Extracts from a graphics dataset:
########

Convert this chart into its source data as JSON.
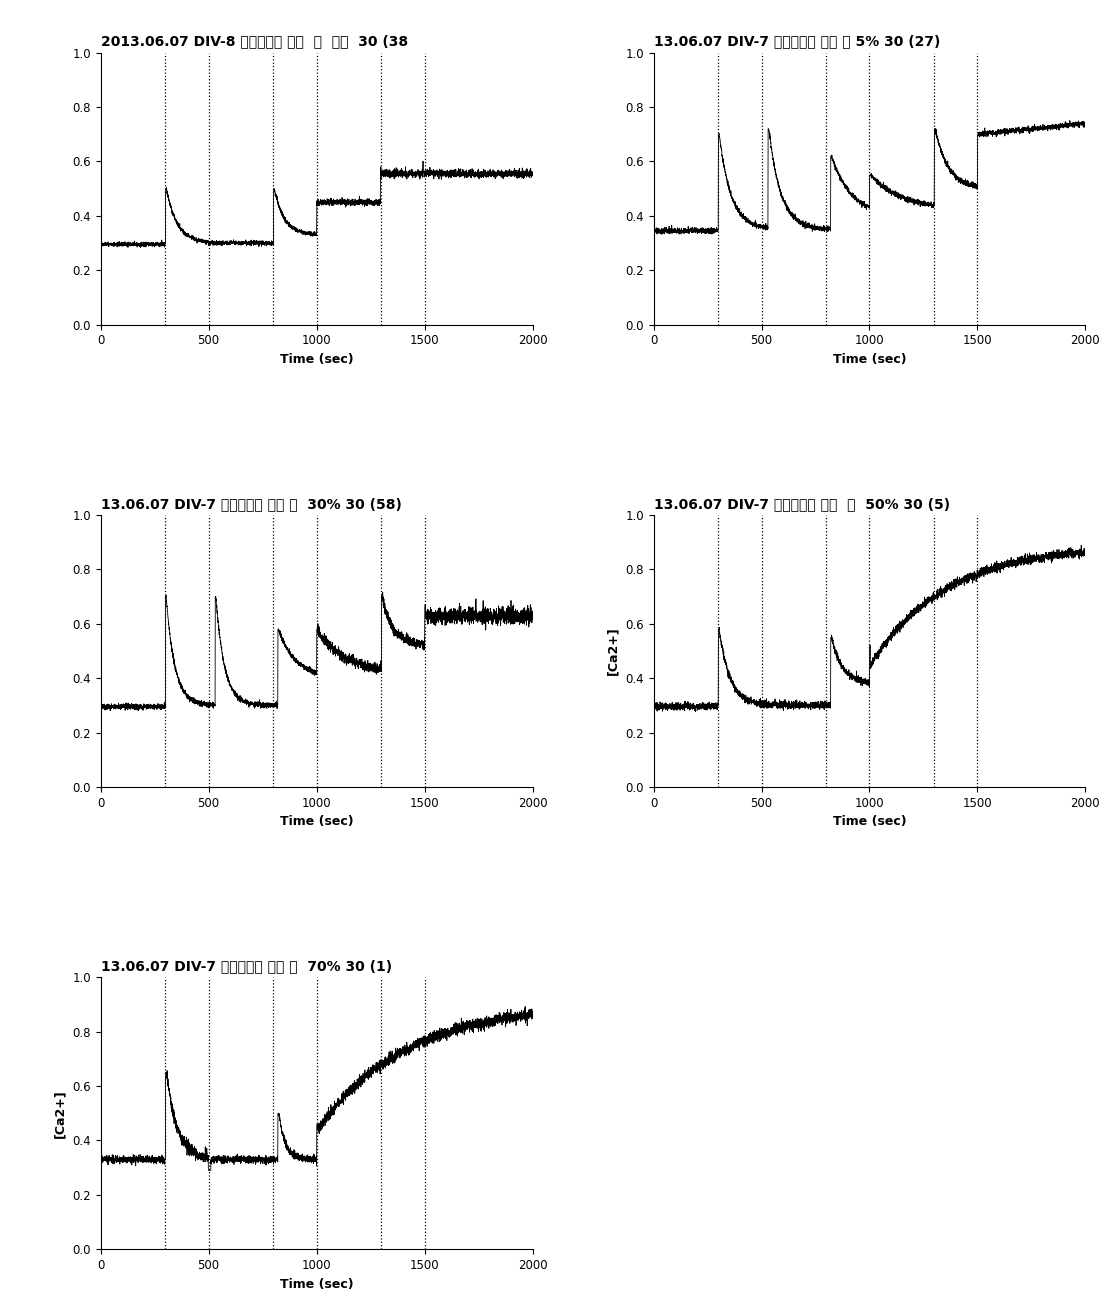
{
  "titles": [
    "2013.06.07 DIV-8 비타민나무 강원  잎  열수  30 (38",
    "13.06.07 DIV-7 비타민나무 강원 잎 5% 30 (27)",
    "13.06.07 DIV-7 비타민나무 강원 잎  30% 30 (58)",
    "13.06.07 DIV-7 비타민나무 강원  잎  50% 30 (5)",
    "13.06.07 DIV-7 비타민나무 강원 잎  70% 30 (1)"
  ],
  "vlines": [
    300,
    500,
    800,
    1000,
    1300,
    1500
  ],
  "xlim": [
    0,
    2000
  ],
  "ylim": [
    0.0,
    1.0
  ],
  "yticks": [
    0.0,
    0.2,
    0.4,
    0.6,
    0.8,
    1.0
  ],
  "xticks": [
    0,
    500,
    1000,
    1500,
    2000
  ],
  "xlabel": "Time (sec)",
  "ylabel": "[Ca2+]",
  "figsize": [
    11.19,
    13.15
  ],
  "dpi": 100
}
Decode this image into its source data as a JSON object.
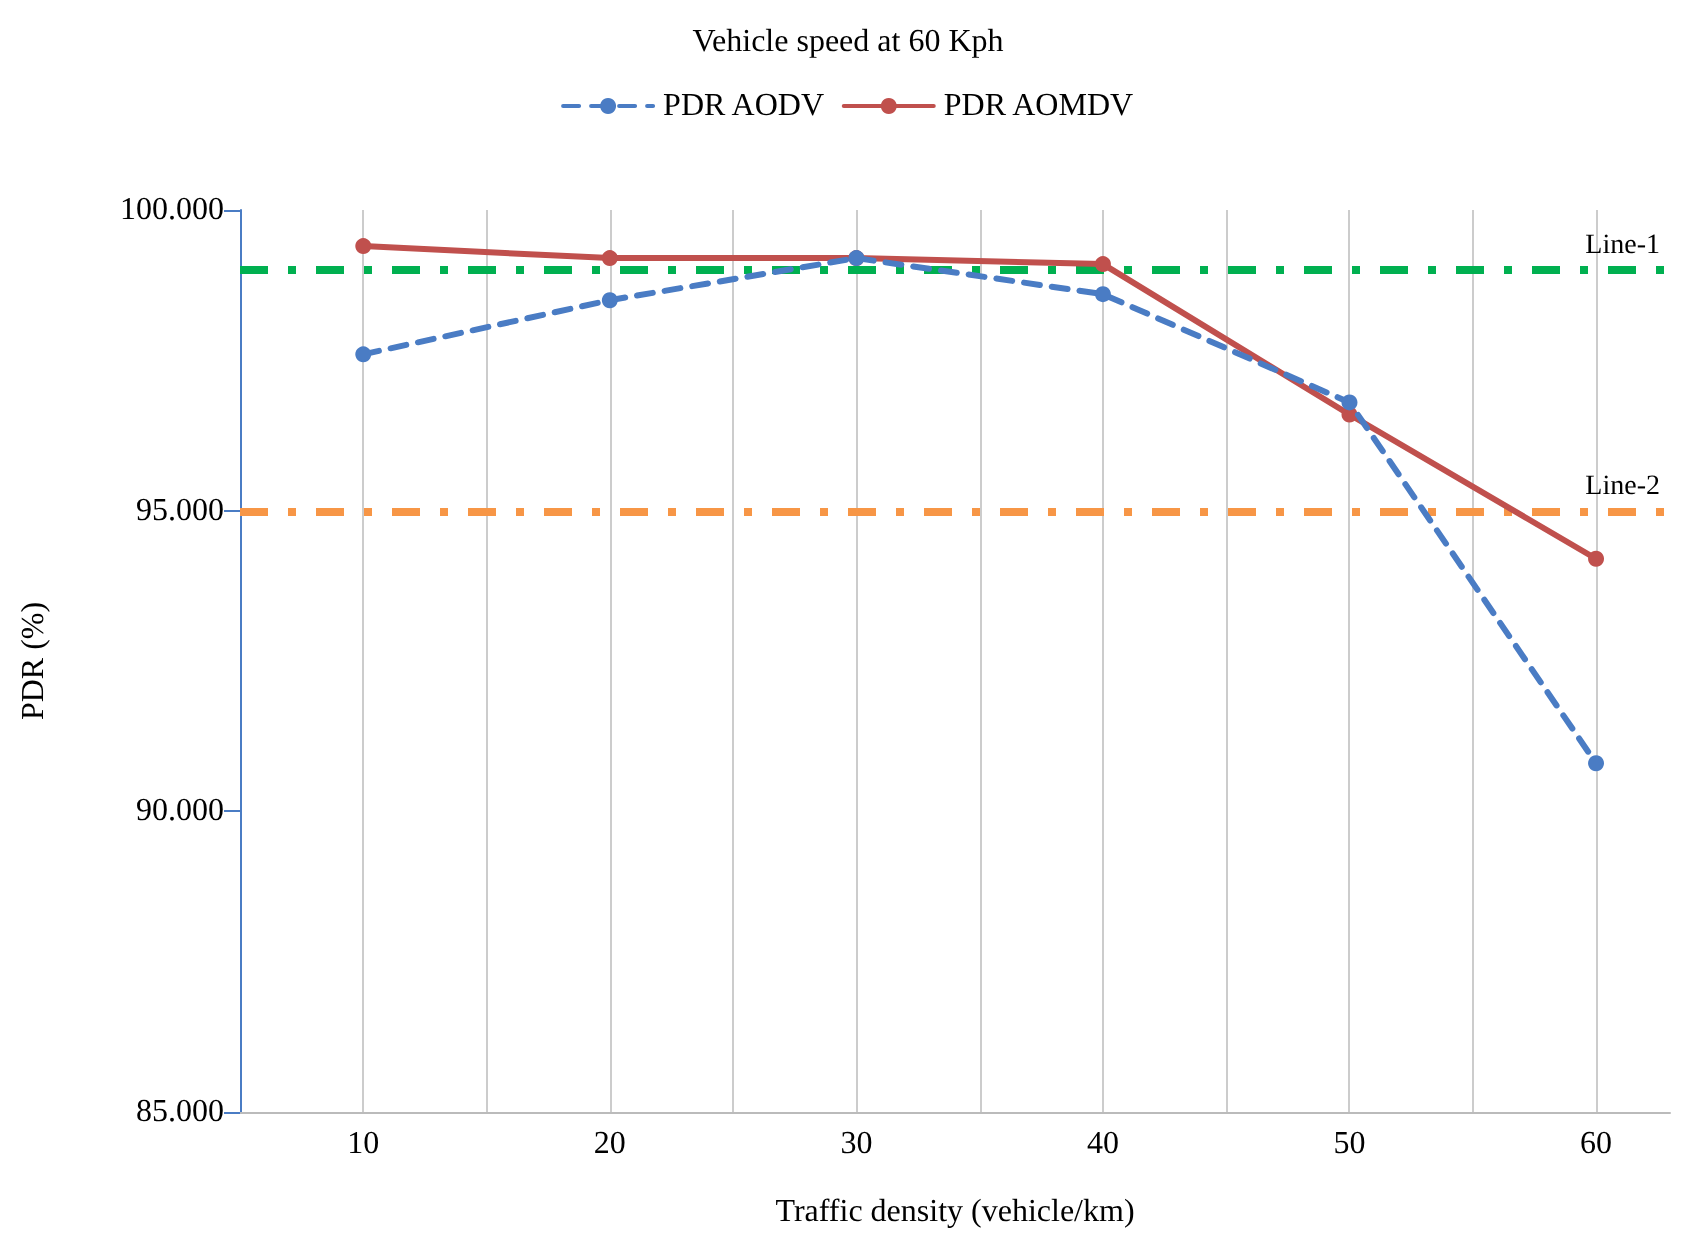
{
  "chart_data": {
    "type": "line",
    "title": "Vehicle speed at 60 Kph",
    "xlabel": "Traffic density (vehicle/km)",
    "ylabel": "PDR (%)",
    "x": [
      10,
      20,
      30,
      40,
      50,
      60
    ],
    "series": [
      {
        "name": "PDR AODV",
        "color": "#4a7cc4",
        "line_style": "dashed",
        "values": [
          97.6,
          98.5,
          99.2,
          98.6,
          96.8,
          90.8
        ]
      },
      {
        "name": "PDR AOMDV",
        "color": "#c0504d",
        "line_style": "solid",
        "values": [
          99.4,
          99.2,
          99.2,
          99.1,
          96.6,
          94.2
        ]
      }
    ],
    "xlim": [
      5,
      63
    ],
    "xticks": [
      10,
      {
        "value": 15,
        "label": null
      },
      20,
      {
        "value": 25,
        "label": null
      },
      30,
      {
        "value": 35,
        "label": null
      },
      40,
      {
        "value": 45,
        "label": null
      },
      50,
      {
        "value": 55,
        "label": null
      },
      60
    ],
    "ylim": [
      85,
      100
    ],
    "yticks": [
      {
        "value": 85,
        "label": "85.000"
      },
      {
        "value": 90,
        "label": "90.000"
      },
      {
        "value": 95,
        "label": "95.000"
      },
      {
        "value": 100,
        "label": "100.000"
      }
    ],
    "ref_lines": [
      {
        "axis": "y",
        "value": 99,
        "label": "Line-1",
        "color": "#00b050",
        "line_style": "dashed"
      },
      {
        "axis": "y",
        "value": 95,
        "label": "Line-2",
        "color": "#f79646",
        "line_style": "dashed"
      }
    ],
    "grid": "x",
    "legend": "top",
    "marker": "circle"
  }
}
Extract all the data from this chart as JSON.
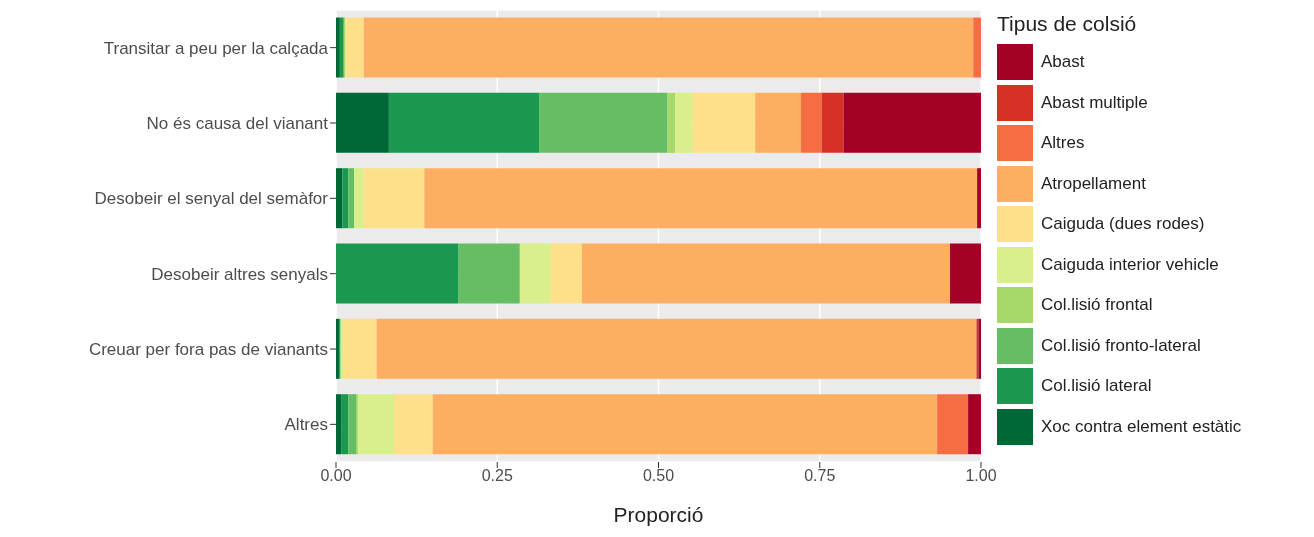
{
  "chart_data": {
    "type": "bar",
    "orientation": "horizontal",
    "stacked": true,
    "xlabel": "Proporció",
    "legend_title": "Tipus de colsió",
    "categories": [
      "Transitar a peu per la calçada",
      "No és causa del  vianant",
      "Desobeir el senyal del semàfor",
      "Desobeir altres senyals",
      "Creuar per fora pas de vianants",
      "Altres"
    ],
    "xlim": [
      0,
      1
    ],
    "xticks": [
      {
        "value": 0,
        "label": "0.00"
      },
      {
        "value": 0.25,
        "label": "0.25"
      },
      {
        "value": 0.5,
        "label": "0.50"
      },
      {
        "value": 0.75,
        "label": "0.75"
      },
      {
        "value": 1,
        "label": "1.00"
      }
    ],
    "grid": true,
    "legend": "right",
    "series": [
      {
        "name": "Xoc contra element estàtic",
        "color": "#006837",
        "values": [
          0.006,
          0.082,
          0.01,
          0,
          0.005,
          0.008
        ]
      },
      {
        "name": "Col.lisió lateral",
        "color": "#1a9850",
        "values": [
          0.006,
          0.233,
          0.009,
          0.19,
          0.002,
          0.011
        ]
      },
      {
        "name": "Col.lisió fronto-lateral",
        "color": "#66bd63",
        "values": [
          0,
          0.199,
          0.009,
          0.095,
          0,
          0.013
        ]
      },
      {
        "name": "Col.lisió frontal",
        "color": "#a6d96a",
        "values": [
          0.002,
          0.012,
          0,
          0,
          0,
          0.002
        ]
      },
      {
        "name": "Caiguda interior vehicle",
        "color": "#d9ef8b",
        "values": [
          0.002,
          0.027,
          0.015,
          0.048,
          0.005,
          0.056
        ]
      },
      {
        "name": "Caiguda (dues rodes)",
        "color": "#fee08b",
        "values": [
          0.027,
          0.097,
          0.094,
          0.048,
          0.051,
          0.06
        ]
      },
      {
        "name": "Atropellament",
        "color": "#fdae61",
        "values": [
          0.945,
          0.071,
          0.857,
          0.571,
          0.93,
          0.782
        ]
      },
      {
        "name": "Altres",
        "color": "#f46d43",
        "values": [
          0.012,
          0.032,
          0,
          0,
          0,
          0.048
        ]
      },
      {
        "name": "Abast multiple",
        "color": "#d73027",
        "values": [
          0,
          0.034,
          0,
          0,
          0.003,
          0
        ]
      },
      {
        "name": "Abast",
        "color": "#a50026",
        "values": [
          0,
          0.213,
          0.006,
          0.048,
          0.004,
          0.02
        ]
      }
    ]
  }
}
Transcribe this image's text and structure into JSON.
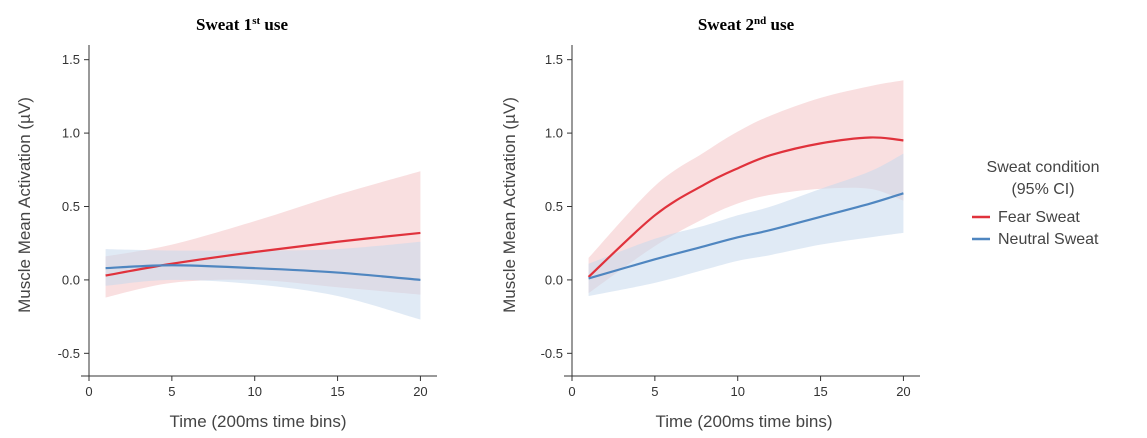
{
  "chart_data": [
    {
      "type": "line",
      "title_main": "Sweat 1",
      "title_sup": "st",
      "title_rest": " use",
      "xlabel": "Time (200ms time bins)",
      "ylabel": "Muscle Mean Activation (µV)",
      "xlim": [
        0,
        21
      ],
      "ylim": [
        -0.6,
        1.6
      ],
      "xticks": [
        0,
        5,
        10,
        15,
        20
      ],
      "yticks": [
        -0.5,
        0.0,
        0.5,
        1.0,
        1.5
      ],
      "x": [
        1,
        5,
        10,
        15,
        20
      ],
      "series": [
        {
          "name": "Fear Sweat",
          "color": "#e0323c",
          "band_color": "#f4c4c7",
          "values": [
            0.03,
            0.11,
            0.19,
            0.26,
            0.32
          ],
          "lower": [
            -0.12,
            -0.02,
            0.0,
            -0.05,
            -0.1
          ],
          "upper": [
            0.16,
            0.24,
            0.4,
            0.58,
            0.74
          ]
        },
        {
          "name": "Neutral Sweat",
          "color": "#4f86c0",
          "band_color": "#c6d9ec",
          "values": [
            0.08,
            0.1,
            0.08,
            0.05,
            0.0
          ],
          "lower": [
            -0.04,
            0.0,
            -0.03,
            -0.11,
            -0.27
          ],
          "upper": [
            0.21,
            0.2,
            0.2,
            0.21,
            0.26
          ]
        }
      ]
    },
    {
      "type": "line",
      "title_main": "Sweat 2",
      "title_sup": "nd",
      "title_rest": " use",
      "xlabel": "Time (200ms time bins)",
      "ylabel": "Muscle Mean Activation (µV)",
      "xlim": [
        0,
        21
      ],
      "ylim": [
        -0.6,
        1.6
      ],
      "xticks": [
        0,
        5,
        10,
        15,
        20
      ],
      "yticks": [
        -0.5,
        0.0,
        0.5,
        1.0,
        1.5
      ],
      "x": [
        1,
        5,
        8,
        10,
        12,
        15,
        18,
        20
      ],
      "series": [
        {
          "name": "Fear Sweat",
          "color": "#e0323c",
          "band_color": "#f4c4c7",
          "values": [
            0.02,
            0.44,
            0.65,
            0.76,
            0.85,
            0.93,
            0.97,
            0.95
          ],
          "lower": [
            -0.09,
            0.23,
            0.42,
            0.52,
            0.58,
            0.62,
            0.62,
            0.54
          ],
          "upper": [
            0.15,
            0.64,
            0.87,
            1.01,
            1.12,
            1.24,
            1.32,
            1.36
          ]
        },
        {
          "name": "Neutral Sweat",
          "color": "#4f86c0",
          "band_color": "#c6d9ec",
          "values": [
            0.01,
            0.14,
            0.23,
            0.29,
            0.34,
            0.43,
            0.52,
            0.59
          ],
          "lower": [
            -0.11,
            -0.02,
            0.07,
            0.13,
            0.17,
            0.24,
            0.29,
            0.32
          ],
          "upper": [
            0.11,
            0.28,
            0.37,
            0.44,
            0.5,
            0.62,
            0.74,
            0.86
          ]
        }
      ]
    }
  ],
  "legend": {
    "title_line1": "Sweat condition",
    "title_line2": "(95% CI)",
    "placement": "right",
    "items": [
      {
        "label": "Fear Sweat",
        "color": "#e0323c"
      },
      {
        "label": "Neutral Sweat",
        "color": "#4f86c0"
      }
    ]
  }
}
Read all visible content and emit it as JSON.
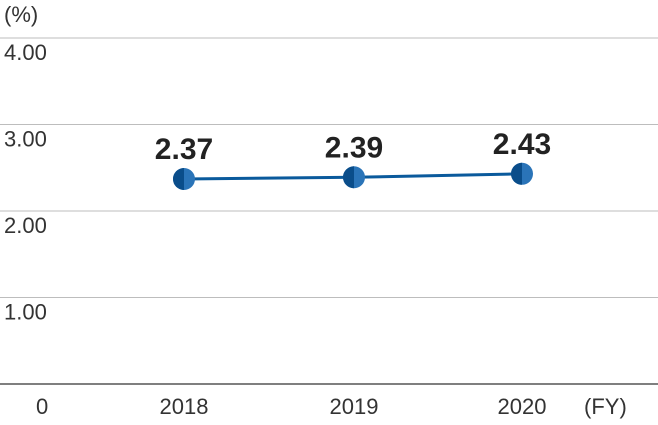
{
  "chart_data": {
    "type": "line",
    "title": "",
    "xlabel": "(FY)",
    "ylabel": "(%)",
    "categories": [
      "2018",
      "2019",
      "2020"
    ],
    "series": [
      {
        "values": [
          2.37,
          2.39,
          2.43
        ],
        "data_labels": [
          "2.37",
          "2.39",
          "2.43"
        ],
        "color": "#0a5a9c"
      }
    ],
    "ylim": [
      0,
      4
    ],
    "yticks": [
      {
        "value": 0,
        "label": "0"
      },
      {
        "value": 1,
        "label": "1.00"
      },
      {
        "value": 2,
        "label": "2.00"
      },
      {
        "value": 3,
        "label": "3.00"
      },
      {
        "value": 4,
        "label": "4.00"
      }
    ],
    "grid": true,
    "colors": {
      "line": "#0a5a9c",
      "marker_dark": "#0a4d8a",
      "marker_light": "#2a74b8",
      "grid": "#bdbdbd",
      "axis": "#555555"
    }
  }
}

########

Search the listing above for the string "grid". Copy every line that contains it.

◆ SOLUTION TO THE EXERCISE:
    "grid": "x",
    "grid": true,
    "grid": true,
      "grid": "#bdbdbd",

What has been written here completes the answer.